(Saved entries)
= = = =

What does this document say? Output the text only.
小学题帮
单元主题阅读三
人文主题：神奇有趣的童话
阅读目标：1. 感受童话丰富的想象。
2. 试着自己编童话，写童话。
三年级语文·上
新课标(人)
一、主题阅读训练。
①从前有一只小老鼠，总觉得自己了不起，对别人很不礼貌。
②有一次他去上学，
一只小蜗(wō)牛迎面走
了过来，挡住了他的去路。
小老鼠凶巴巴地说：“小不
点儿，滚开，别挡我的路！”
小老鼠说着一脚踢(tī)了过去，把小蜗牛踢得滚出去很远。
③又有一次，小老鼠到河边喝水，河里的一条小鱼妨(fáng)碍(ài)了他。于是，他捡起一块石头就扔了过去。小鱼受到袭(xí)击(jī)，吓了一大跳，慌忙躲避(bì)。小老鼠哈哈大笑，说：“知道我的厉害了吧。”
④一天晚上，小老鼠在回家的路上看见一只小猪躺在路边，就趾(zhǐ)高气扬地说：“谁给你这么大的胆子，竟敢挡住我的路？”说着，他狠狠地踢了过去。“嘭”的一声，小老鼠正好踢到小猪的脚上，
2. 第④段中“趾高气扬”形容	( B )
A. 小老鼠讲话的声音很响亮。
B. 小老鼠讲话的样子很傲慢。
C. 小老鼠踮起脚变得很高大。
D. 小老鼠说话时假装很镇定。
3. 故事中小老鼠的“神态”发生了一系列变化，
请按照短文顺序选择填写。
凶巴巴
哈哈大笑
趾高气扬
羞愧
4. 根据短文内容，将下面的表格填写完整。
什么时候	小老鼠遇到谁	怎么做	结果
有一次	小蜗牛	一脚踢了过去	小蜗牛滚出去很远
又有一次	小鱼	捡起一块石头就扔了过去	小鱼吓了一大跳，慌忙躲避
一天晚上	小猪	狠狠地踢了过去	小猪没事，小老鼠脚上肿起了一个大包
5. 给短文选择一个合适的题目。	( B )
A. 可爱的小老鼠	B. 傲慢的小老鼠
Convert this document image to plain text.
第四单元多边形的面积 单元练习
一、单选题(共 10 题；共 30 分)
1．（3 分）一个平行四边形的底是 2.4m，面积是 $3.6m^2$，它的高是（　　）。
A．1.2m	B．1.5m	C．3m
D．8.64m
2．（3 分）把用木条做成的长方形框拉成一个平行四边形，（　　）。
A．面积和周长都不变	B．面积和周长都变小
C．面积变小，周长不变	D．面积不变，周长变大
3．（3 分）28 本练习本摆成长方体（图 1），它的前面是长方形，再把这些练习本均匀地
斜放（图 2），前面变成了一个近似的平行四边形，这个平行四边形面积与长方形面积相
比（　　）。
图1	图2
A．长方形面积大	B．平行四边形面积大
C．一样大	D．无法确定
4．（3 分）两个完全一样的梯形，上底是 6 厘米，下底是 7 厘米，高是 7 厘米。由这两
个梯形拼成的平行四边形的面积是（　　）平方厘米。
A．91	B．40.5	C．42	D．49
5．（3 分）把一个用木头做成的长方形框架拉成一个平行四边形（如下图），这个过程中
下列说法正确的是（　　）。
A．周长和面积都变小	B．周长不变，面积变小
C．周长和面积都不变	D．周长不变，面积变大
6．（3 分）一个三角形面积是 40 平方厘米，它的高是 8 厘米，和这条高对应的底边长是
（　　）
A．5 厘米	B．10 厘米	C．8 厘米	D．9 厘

= = = =

◆ **Given exercise**
Output all of the data again, exactly.

◆ **Output for this task**
What does this document say? Output the text only.
小学题帮
单元主题阅读三
人文主题：神奇有趣的童话
阅读目标：1. 感受童话丰富的想象。
2. 试着自己编童话，写童话。
三年级语文·上
新课标(人)
一、主题阅读训练。
①从前有一只小老鼠，总觉得自己了不起，对别人很不礼貌。
②有一次他去上学，
一只小蜗(wō)牛迎面走
了过来，挡住了他的去路。
小老鼠凶巴巴地说：“小不
点儿，滚开，别挡我的路！”
小老鼠说着一脚踢(tī)了过去，把小蜗牛踢得滚出去很远。
③又有一次，小老鼠到河边喝水，河里的一条小鱼妨(fáng)碍(ài)了他。于是，他捡起一块石头就扔了过去。小鱼受到袭(xí)击(jī)，吓了一大跳，慌忙躲避(bì)。小老鼠哈哈大笑，说：“知道我的厉害了吧。”
④一天晚上，小老鼠在回家的路上看见一只小猪躺在路边，就趾(zhǐ)高气扬地说：“谁给你这么大的胆子，竟敢挡住我的路？”说着，他狠狠地踢了过去。“嘭”的一声，小老鼠正好踢到小猪的脚上，
2. 第④段中“趾高气扬”形容	( B )
A. 小老鼠讲话的声音很响亮。
B. 小老鼠讲话的样子很傲慢。
C. 小老鼠踮起脚变得很高大。
D. 小老鼠说话时假装很镇定。
3. 故事中小老鼠的“神态”发生了一系列变化，
请按照短文顺序选择填写。
凶巴巴
哈哈大笑
趾高气扬
羞愧
4. 根据短文内容，将下面的表格填写完整。
什么时候	小老鼠遇到谁	怎么做	结果
有一次	小蜗牛	一脚踢了过去	小蜗牛滚出去很远
又有一次	小鱼	捡起一块石头就扔了过去	小鱼吓了一大跳，慌忙躲避
一天晚上	小猪	狠狠地踢了过去	小猪没事，小老鼠脚上肿起了一个大包
5. 给短文选择一个合适的题目。	( B )
A. 可爱的小老鼠	B. 傲慢的小老鼠
Convert this document image to plain text.
第四单元多边形的面积 单元练习
一、单选题(共 10 题；共 30 分)
1．（3 分）一个平行四边形的底是 2.4m，面积是 $3.6m^2$，它的高是（　　）。
A．1.2m	B．1.5m	C．3m
D．8.64m
2．（3 分）把用木条做成的长方形框拉成一个平行四边形，（　　）。
A．面积和周长都不变	B．面积和周长都变小
C．面积变小，周长不变	D．面积不变，周长变大
3．（3 分）28 本练习本摆成长方体（图 1），它的前面是长方形，再把这些练习本均匀地
斜放（图 2），前面变成了一个近似的平行四边形，这个平行四边形面积与长方形面积相
比（　　）。
图1	图2
A．长方形面积大	B．平行四边形面积大
C．一样大	D．无法确定
4．（3 分）两个完全一样的梯形，上底是 6 厘米，下底是 7 厘米，高是 7 厘米。由这两
个梯形拼成的平行四边形的面积是（　　）平方厘米。
A．91	B．40.5	C．42	D．49
5．（3 分）把一个用木头做成的长方形框架拉成一个平行四边形（如下图），这个过程中
下列说法正确的是（　　）。
A．周长和面积都变小	B．周长不变，面积变小
C．周长和面积都不变	D．周长不变，面积变大
6．（3 分）一个三角形面积是 40 平方厘米，它的高是 8 厘米，和这条高对应的底边长是
（　　）
A．5 厘米	B．10 厘米	C．8 厘米	D．9 厘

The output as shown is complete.